- **Problem to work on**: Each entry has to be copied exactly, with nothing missed.

══ Data excerpts

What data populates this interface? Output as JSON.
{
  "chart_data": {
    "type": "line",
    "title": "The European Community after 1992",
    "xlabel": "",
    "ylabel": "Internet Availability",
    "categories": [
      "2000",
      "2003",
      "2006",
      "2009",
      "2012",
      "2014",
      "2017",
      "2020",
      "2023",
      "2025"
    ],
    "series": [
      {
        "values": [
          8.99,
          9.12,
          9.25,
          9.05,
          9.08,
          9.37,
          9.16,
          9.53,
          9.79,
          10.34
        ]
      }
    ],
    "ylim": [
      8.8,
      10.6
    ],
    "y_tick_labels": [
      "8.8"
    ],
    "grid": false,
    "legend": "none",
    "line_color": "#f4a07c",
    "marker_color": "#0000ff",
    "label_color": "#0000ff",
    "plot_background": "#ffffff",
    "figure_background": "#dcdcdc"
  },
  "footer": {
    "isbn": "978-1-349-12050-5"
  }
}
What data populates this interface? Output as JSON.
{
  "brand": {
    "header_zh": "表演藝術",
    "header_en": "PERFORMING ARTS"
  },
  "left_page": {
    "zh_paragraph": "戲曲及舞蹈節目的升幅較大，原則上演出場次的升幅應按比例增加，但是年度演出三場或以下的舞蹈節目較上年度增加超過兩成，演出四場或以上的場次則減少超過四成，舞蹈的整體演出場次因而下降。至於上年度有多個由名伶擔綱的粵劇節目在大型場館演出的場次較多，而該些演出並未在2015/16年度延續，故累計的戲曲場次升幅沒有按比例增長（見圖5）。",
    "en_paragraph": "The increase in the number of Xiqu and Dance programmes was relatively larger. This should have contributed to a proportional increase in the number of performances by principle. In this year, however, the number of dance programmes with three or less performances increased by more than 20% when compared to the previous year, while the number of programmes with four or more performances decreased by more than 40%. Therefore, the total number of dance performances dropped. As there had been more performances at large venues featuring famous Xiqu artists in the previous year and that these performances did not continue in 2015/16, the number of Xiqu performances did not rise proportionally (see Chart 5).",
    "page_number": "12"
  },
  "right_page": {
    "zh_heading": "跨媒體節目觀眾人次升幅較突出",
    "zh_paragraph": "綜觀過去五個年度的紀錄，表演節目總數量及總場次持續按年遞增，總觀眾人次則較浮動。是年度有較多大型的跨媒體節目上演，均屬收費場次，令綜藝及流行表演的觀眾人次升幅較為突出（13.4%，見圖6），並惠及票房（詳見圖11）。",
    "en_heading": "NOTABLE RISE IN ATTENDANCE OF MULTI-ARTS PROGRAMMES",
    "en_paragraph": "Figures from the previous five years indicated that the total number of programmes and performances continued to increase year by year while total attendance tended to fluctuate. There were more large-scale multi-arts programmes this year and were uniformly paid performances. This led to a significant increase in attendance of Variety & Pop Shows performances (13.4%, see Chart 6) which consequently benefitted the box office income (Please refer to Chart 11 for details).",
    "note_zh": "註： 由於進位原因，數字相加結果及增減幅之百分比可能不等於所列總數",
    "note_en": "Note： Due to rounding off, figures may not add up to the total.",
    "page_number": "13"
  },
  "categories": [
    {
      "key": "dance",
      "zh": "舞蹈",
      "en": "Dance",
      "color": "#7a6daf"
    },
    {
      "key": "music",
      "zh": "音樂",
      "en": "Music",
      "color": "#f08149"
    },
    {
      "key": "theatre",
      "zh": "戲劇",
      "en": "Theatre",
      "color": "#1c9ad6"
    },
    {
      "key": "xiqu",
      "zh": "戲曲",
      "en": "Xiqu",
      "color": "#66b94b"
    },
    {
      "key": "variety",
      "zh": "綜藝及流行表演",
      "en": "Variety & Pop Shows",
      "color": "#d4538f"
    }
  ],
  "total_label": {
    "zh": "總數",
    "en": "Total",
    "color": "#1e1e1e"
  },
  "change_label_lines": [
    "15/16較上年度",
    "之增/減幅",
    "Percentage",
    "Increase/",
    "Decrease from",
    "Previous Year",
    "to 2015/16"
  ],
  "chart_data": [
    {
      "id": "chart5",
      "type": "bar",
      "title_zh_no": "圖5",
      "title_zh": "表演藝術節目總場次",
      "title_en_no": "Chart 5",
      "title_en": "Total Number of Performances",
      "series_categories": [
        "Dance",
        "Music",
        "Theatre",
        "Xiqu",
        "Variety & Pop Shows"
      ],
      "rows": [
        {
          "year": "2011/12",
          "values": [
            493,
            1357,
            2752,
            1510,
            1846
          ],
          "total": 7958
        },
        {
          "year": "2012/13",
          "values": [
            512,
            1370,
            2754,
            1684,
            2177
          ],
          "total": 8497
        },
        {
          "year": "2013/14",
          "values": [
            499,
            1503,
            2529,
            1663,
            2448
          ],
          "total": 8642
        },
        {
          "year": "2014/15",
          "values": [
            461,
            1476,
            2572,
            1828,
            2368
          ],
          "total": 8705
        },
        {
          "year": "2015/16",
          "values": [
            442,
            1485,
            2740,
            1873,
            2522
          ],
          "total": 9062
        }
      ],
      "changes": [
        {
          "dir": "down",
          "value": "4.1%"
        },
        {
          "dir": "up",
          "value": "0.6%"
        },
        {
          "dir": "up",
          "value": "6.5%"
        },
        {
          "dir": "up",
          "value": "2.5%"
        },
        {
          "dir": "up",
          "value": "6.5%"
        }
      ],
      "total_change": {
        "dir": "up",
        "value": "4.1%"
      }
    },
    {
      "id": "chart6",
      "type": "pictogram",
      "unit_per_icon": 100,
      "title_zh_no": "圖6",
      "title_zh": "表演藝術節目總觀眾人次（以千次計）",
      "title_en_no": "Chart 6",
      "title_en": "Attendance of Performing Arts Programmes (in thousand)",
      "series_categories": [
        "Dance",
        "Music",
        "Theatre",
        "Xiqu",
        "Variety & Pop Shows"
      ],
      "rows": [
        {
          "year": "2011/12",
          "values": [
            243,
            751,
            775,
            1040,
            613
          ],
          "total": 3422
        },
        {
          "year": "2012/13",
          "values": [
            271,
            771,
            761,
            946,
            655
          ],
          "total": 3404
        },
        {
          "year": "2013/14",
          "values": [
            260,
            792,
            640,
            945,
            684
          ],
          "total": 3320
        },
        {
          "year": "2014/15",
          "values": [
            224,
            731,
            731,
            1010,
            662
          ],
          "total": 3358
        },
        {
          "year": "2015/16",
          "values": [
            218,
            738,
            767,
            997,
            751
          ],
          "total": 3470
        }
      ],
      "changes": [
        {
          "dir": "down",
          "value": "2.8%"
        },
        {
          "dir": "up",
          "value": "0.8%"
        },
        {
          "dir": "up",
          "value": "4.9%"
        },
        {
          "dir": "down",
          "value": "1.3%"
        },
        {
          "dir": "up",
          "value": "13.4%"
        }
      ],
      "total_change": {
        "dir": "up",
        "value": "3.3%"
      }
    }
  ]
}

════

- **The solution**:
What data populates this interface? Output as JSON.
{
  "chart_data": {
    "type": "line",
    "title": "The European Community after 1992",
    "xlabel": "",
    "ylabel": "Internet Availability",
    "categories": [
      "2000",
      "2003",
      "2006",
      "2009",
      "2012",
      "2014",
      "2017",
      "2020",
      "2023",
      "2025"
    ],
    "series": [
      {
        "values": [
          8.99,
          9.12,
          9.25,
          9.05,
          9.08,
          9.37,
          9.16,
          9.53,
          9.79,
          10.34
        ]
      }
    ],
    "ylim": [
      8.8,
      10.6
    ],
    "y_tick_labels": [
      "8.8"
    ],
    "grid": false,
    "legend": "none",
    "line_color": "#f4a07c",
    "marker_color": "#0000ff",
    "label_color": "#0000ff",
    "plot_background": "#ffffff",
    "figure_background": "#dcdcdc"
  },
  "footer": {
    "isbn": "978-1-349-12050-5"
  }
}
What data populates this interface? Output as JSON.
{
  "brand": {
    "header_zh": "表演藝術",
    "header_en": "PERFORMING ARTS"
  },
  "left_page": {
    "zh_paragraph": "戲曲及舞蹈節目的升幅較大，原則上演出場次的升幅應按比例增加，但是年度演出三場或以下的舞蹈節目較上年度增加超過兩成，演出四場或以上的場次則減少超過四成，舞蹈的整體演出場次因而下降。至於上年度有多個由名伶擔綱的粵劇節目在大型場館演出的場次較多，而該些演出並未在2015/16年度延續，故累計的戲曲場次升幅沒有按比例增長（見圖5）。",
    "en_paragraph": "The increase in the number of Xiqu and Dance programmes was relatively larger. This should have contributed to a proportional increase in the number of performances by principle. In this year, however, the number of dance programmes with three or less performances increased by more than 20% when compared to the previous year, while the number of programmes with four or more performances decreased by more than 40%. Therefore, the total number of dance performances dropped. As there had been more performances at large venues featuring famous Xiqu artists in the previous year and that these performances did not continue in 2015/16, the number of Xiqu performances did not rise proportionally (see Chart 5).",
    "page_number": "12"
  },
  "right_page": {
    "zh_heading": "跨媒體節目觀眾人次升幅較突出",
    "zh_paragraph": "綜觀過去五個年度的紀錄，表演節目總數量及總場次持續按年遞增，總觀眾人次則較浮動。是年度有較多大型的跨媒體節目上演，均屬收費場次，令綜藝及流行表演的觀眾人次升幅較為突出（13.4%，見圖6），並惠及票房（詳見圖11）。",
    "en_heading": "NOTABLE RISE IN ATTENDANCE OF MULTI-ARTS PROGRAMMES",
    "en_paragraph": "Figures from the previous five years indicated that the total number of programmes and performances continued to increase year by year while total attendance tended to fluctuate. There were more large-scale multi-arts programmes this year and were uniformly paid performances. This led to a significant increase in attendance of Variety & Pop Shows performances (13.4%, see Chart 6) which consequently benefitted the box office income (Please refer to Chart 11 for details).",
    "note_zh": "註： 由於進位原因，數字相加結果及增減幅之百分比可能不等於所列總數",
    "note_en": "Note： Due to rounding off, figures may not add up to the total.",
    "page_number": "13"
  },
  "categories": [
    {
      "key": "dance",
      "zh": "舞蹈",
      "en": "Dance",
      "color": "#7a6daf"
    },
    {
      "key": "music",
      "zh": "音樂",
      "en": "Music",
      "color": "#f08149"
    },
    {
      "key": "theatre",
      "zh": "戲劇",
      "en": "Theatre",
      "color": "#1c9ad6"
    },
    {
      "key": "xiqu",
      "zh": "戲曲",
      "en": "Xiqu",
      "color": "#66b94b"
    },
    {
      "key": "variety",
      "zh": "綜藝及流行表演",
      "en": "Variety & Pop Shows",
      "color": "#d4538f"
    }
  ],
  "total_label": {
    "zh": "總數",
    "en": "Total",
    "color": "#1e1e1e"
  },
  "change_label_lines": [
    "15/16較上年度",
    "之增/減幅",
    "Percentage",
    "Increase/",
    "Decrease from",
    "Previous Year",
    "to 2015/16"
  ],
  "chart_data": [
    {
      "id": "chart5",
      "type": "bar",
      "title_zh_no": "圖5",
      "title_zh": "表演藝術節目總場次",
      "title_en_no": "Chart 5",
      "title_en": "Total Number of Performances",
      "series_categories": [
        "Dance",
        "Music",
        "Theatre",
        "Xiqu",
        "Variety & Pop Shows"
      ],
      "rows": [
        {
          "year": "2011/12",
          "values": [
            493,
            1357,
            2752,
            1510,
            1846
          ],
          "total": 7958
        },
        {
          "year": "2012/13",
          "values": [
            512,
            1370,
            2754,
            1684,
            2177
          ],
          "total": 8497
        },
        {
          "year": "2013/14",
          "values": [
            499,
            1503,
            2529,
            1663,
            2448
          ],
          "total": 8642
        },
        {
          "year": "2014/15",
          "values": [
            461,
            1476,
            2572,
            1828,
            2368
          ],
          "total": 8705
        },
        {
          "year": "2015/16",
          "values": [
            442,
            1485,
            2740,
            1873,
            2522
          ],
          "total": 9062
        }
      ],
      "changes": [
        {
          "dir": "down",
          "value": "4.1%"
        },
        {
          "dir": "up",
          "value": "0.6%"
        },
        {
          "dir": "up",
          "value": "6.5%"
        },
        {
          "dir": "up",
          "value": "2.5%"
        },
        {
          "dir": "up",
          "value": "6.5%"
        }
      ],
      "total_change": {
        "dir": "up",
        "value": "4.1%"
      }
    },
    {
      "id": "chart6",
      "type": "pictogram",
      "unit_per_icon": 100,
      "title_zh_no": "圖6",
      "title_zh": "表演藝術節目總觀眾人次（以千次計）",
      "title_en_no": "Chart 6",
      "title_en": "Attendance of Performing Arts Programmes (in thousand)",
      "series_categories": [
        "Dance",
        "Music",
        "Theatre",
        "Xiqu",
        "Variety & Pop Shows"
      ],
      "rows": [
        {
          "year": "2011/12",
          "values": [
            243,
            751,
            775,
            1040,
            613
          ],
          "total": 3422
        },
        {
          "year": "2012/13",
          "values": [
            271,
            771,
            761,
            946,
            655
          ],
          "total": 3404
        },
        {
          "year": "2013/14",
          "values": [
            260,
            792,
            640,
            945,
            684
          ],
          "total": 3320
        },
        {
          "year": "2014/15",
          "values": [
            224,
            731,
            731,
            1010,
            662
          ],
          "total": 3358
        },
        {
          "year": "2015/16",
          "values": [
            218,
            738,
            767,
            997,
            751
          ],
          "total": 3470
        }
      ],
      "changes": [
        {
          "dir": "down",
          "value": "2.8%"
        },
        {
          "dir": "up",
          "value": "0.8%"
        },
        {
          "dir": "up",
          "value": "4.9%"
        },
        {
          "dir": "down",
          "value": "1.3%"
        },
        {
          "dir": "up",
          "value": "13.4%"
        }
      ],
      "total_change": {
        "dir": "up",
        "value": "3.3%"
      }
    }
  ]
}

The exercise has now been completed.